● **Material**:
»»

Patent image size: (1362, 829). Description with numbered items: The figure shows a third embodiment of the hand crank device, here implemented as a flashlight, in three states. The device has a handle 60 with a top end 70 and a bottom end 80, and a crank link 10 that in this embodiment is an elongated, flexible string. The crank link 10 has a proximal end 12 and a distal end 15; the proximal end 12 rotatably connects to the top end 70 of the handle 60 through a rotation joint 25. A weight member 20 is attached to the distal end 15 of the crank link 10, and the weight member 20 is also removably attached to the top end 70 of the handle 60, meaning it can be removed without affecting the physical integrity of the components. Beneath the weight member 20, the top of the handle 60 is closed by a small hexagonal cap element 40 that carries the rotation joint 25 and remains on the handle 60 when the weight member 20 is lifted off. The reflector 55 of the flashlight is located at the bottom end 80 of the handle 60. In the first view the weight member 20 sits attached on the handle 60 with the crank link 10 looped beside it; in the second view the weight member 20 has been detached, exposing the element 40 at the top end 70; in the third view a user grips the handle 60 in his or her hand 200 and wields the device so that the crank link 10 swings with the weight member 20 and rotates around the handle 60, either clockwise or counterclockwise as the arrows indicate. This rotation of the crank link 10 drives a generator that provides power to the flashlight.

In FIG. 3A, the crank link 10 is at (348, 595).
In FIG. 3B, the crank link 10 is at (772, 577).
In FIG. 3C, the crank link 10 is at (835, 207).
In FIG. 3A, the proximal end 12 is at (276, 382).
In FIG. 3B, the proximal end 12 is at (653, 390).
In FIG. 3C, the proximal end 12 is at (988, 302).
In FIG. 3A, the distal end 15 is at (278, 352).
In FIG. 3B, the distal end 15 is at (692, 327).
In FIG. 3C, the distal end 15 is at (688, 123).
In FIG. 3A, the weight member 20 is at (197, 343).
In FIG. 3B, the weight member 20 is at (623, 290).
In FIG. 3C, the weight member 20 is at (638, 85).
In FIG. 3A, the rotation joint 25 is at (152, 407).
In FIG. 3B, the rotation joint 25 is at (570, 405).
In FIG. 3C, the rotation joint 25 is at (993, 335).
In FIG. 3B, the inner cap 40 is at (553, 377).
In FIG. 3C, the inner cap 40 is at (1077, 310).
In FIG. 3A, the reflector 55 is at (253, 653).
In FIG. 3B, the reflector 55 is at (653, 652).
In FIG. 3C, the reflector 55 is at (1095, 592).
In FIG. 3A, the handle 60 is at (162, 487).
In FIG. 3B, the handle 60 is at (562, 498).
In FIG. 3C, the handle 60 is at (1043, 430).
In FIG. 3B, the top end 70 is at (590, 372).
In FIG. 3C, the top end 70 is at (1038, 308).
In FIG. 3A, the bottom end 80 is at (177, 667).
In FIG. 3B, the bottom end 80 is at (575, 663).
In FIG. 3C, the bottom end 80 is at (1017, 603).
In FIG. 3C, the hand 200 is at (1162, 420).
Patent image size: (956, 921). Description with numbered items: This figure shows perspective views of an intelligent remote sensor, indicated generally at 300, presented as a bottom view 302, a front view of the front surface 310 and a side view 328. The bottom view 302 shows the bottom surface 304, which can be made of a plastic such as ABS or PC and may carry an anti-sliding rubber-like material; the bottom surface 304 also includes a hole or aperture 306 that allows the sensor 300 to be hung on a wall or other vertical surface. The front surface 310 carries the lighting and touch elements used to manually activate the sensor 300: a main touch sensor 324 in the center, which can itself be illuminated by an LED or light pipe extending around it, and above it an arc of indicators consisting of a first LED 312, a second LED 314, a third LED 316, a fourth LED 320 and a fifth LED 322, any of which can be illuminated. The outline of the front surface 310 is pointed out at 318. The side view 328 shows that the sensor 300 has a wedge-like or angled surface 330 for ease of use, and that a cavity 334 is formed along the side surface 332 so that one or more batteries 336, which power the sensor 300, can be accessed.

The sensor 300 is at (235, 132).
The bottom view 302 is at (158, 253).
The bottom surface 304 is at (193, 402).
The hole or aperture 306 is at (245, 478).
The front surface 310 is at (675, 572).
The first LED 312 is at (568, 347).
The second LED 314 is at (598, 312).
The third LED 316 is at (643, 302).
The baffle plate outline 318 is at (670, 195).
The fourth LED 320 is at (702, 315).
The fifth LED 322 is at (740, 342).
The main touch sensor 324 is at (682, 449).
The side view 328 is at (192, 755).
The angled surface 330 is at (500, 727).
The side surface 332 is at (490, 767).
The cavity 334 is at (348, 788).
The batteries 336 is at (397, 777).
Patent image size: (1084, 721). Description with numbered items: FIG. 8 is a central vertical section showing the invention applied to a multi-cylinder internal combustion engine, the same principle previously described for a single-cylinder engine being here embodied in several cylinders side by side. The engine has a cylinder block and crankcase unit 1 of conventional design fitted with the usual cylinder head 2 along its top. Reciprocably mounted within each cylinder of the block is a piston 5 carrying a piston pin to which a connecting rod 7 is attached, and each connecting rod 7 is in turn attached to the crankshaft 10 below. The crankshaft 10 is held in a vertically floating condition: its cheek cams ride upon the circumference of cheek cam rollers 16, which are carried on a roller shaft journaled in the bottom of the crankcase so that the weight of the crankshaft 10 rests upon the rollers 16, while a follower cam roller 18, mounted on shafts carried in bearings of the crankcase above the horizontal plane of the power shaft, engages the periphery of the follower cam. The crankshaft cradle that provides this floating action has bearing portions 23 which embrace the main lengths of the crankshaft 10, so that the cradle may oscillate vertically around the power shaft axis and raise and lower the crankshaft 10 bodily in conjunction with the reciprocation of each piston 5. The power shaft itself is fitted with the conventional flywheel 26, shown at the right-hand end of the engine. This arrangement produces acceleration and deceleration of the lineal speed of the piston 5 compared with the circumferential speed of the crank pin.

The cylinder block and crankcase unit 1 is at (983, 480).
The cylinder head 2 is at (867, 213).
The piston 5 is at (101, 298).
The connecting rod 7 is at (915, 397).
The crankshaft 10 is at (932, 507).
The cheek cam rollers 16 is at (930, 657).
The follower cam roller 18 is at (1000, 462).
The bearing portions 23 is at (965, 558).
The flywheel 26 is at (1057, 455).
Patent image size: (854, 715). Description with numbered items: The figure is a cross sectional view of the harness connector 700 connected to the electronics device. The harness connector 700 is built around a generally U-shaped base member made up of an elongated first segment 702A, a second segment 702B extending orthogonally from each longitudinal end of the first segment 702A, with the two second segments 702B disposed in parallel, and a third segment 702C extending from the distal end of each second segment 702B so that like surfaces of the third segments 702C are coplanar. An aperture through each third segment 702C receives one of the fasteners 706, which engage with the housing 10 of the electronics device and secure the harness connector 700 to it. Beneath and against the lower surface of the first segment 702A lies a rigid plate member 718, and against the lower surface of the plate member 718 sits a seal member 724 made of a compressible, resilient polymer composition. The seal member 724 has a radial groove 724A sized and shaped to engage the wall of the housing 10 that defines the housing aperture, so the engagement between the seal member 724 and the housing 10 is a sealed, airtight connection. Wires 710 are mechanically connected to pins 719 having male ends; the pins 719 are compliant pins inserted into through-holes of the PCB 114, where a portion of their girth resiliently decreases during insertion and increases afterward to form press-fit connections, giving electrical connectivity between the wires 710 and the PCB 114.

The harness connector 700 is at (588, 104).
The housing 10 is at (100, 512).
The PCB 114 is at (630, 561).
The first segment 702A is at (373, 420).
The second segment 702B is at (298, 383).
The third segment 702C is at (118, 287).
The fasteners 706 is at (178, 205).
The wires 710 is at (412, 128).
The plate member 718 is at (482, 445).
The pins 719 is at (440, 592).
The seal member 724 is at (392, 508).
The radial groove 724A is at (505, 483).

««

● **Do this**: Could you return all of the rows above, unchanged and character for character?

● **Answer to the exercise**:
Patent image size: (1362, 829). Description with numbered items: The figure shows a third embodiment of the hand crank device, here implemented as a flashlight, in three states. The device has a handle 60 with a top end 70 and a bottom end 80, and a crank link 10 that in this embodiment is an elongated, flexible string. The crank link 10 has a proximal end 12 and a distal end 15; the proximal end 12 rotatably connects to the top end 70 of the handle 60 through a rotation joint 25. A weight member 20 is attached to the distal end 15 of the crank link 10, and the weight member 20 is also removably attached to the top end 70 of the handle 60, meaning it can be removed without affecting the physical integrity of the components. Beneath the weight member 20, the top of the handle 60 is closed by a small hexagonal cap element 40 that carries the rotation joint 25 and remains on the handle 60 when the weight member 20 is lifted off. The reflector 55 of the flashlight is located at the bottom end 80 of the handle 60. In the first view the weight member 20 sits attached on the handle 60 with the crank link 10 looped beside it; in the second view the weight member 20 has been detached, exposing the element 40 at the top end 70; in the third view a user grips the handle 60 in his or her hand 200 and wields the device so that the crank link 10 swings with the weight member 20 and rotates around the handle 60, either clockwise or counterclockwise as the arrows indicate. This rotation of the crank link 10 drives a generator that provides power to the flashlight.

In FIG. 3A, the crank link 10 is at (348, 595).
In FIG. 3B, the crank link 10 is at (772, 577).
In FIG. 3C, the crank link 10 is at (835, 207).
In FIG. 3A, the proximal end 12 is at (276, 382).
In FIG. 3B, the proximal end 12 is at (653, 390).
In FIG. 3C, the proximal end 12 is at (988, 302).
In FIG. 3A, the distal end 15 is at (278, 352).
In FIG. 3B, the distal end 15 is at (692, 327).
In FIG. 3C, the distal end 15 is at (688, 123).
In FIG. 3A, the weight member 20 is at (197, 343).
In FIG. 3B, the weight member 20 is at (623, 290).
In FIG. 3C, the weight member 20 is at (638, 85).
In FIG. 3A, the rotation joint 25 is at (152, 407).
In FIG. 3B, the rotation joint 25 is at (570, 405).
In FIG. 3C, the rotation joint 25 is at (993, 335).
In FIG. 3B, the inner cap 40 is at (553, 377).
In FIG. 3C, the inner cap 40 is at (1077, 310).
In FIG. 3A, the reflector 55 is at (253, 653).
In FIG. 3B, the reflector 55 is at (653, 652).
In FIG. 3C, the reflector 55 is at (1095, 592).
In FIG. 3A, the handle 60 is at (162, 487).
In FIG. 3B, the handle 60 is at (562, 498).
In FIG. 3C, the handle 60 is at (1043, 430).
In FIG. 3B, the top end 70 is at (590, 372).
In FIG. 3C, the top end 70 is at (1038, 308).
In FIG. 3A, the bottom end 80 is at (177, 667).
In FIG. 3B, the bottom end 80 is at (575, 663).
In FIG. 3C, the bottom end 80 is at (1017, 603).
In FIG. 3C, the hand 200 is at (1162, 420).
Patent image size: (956, 921). Description with numbered items: This figure shows perspective views of an intelligent remote sensor, indicated generally at 300, presented as a bottom view 302, a front view of the front surface 310 and a side view 328. The bottom view 302 shows the bottom surface 304, which can be made of a plastic such as ABS or PC and may carry an anti-sliding rubber-like material; the bottom surface 304 also includes a hole or aperture 306 that allows the sensor 300 to be hung on a wall or other vertical surface. The front surface 310 carries the lighting and touch elements used to manually activate the sensor 300: a main touch sensor 324 in the center, which can itself be illuminated by an LED or light pipe extending around it, and above it an arc of indicators consisting of a first LED 312, a second LED 314, a third LED 316, a fourth LED 320 and a fifth LED 322, any of which can be illuminated. The outline of the front surface 310 is pointed out at 318. The side view 328 shows that the sensor 300 has a wedge-like or angled surface 330 for ease of use, and that a cavity 334 is formed along the side surface 332 so that one or more batteries 336, which power the sensor 300, can be accessed.

The sensor 300 is at (235, 132).
The bottom view 302 is at (158, 253).
The bottom surface 304 is at (193, 402).
The hole or aperture 306 is at (245, 478).
The front surface 310 is at (675, 572).
The first LED 312 is at (568, 347).
The second LED 314 is at (598, 312).
The third LED 316 is at (643, 302).
The baffle plate outline 318 is at (670, 195).
The fourth LED 320 is at (702, 315).
The fifth LED 322 is at (740, 342).
The main touch sensor 324 is at (682, 449).
The side view 328 is at (192, 755).
The angled surface 330 is at (500, 727).
The side surface 332 is at (490, 767).
The cavity 334 is at (348, 788).
The batteries 336 is at (397, 777).
Patent image size: (1084, 721). Description with numbered items: FIG. 8 is a central vertical section showing the invention applied to a multi-cylinder internal combustion engine, the same principle previously described for a single-cylinder engine being here embodied in several cylinders side by side. The engine has a cylinder block and crankcase unit 1 of conventional design fitted with the usual cylinder head 2 along its top. Reciprocably mounted within each cylinder of the block is a piston 5 carrying a piston pin to which a connecting rod 7 is attached, and each connecting rod 7 is in turn attached to the crankshaft 10 below. The crankshaft 10 is held in a vertically floating condition: its cheek cams ride upon the circumference of cheek cam rollers 16, which are carried on a roller shaft journaled in the bottom of the crankcase so that the weight of the crankshaft 10 rests upon the rollers 16, while a follower cam roller 18, mounted on shafts carried in bearings of the crankcase above the horizontal plane of the power shaft, engages the periphery of the follower cam. The crankshaft cradle that provides this floating action has bearing portions 23 which embrace the main lengths of the crankshaft 10, so that the cradle may oscillate vertically around the power shaft axis and raise and lower the crankshaft 10 bodily in conjunction with the reciprocation of each piston 5. The power shaft itself is fitted with the conventional flywheel 26, shown at the right-hand end of the engine. This arrangement produces acceleration and deceleration of the lineal speed of the piston 5 compared with the circumferential speed of the crank pin.

The cylinder block and crankcase unit 1 is at (983, 480).
The cylinder head 2 is at (867, 213).
The piston 5 is at (101, 298).
The connecting rod 7 is at (915, 397).
The crankshaft 10 is at (932, 507).
The cheek cam rollers 16 is at (930, 657).
The follower cam roller 18 is at (1000, 462).
The bearing portions 23 is at (965, 558).
The flywheel 26 is at (1057, 455).
Patent image size: (854, 715). Description with numbered items: The figure is a cross sectional view of the harness connector 700 connected to the electronics device. The harness connector 700 is built around a generally U-shaped base member made up of an elongated first segment 702A, a second segment 702B extending orthogonally from each longitudinal end of the first segment 702A, with the two second segments 702B disposed in parallel, and a third segment 702C extending from the distal end of each second segment 702B so that like surfaces of the third segments 702C are coplanar. An aperture through each third segment 702C receives one of the fasteners 706, which engage with the housing 10 of the electronics device and secure the harness connector 700 to it. Beneath and against the lower surface of the first segment 702A lies a rigid plate member 718, and against the lower surface of the plate member 718 sits a seal member 724 made of a compressible, resilient polymer composition. The seal member 724 has a radial groove 724A sized and shaped to engage the wall of the housing 10 that defines the housing aperture, so the engagement between the seal member 724 and the housing 10 is a sealed, airtight connection. Wires 710 are mechanically connected to pins 719 having male ends; the pins 719 are compliant pins inserted into through-holes of the PCB 114, where a portion of their girth resiliently decreases during insertion and increases afterward to form press-fit connections, giving electrical connectivity between the wires 710 and the PCB 114.

The harness connector 700 is at (588, 104).
The housing 10 is at (100, 512).
The PCB 114 is at (630, 561).
The first segment 702A is at (373, 420).
The second segment 702B is at (298, 383).
The third segment 702C is at (118, 287).
The fasteners 706 is at (178, 205).
The wires 710 is at (412, 128).
The plate member 718 is at (482, 445).
The pins 719 is at (440, 592).
The seal member 724 is at (392, 508).
The radial groove 724A is at (505, 483).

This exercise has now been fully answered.